> What is expected: Check every line of the entries below for the word "wird", and copy the ones that have it.

> Given entries:
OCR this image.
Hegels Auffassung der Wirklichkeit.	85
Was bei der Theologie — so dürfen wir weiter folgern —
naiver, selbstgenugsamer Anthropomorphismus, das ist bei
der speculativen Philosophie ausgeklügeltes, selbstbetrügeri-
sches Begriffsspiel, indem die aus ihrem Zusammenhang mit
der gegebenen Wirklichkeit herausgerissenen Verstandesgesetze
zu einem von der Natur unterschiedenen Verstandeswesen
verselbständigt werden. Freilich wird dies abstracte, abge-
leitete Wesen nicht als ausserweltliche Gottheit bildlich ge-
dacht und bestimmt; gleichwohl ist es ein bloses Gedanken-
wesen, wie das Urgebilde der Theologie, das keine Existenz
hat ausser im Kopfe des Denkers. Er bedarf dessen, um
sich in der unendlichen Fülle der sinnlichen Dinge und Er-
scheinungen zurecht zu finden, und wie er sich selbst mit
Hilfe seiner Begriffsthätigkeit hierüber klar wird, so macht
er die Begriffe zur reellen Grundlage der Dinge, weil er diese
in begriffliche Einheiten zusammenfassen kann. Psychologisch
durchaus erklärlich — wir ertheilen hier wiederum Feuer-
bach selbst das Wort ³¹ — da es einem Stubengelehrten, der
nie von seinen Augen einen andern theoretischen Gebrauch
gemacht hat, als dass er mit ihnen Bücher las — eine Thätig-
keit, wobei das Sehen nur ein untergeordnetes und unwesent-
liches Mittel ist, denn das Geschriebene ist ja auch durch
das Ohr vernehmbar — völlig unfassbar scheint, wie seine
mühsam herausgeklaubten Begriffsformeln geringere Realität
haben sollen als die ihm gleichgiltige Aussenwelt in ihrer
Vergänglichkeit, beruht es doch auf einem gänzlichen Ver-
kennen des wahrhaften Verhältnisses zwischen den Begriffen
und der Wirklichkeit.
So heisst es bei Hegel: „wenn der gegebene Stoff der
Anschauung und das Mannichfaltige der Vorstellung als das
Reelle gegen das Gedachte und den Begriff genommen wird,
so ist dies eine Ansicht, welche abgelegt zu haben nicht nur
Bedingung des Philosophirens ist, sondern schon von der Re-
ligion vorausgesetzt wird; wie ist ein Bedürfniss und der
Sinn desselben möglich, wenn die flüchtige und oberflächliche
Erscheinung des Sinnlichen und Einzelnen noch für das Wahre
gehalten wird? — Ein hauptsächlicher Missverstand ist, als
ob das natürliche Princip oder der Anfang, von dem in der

> Response below:
verselbständigt werden. Freilich wird dies abstracte, abge-
Hilfe seiner Begriffsthätigkeit hierüber klar wird, so macht
Reelle gegen das Gedachte und den Begriff genommen wird,
ligion vorausgesetzt wird; wie ist ein Bedürfniss und der
gehalten wird? — Ein hauptsächlicher Missverstand ist, als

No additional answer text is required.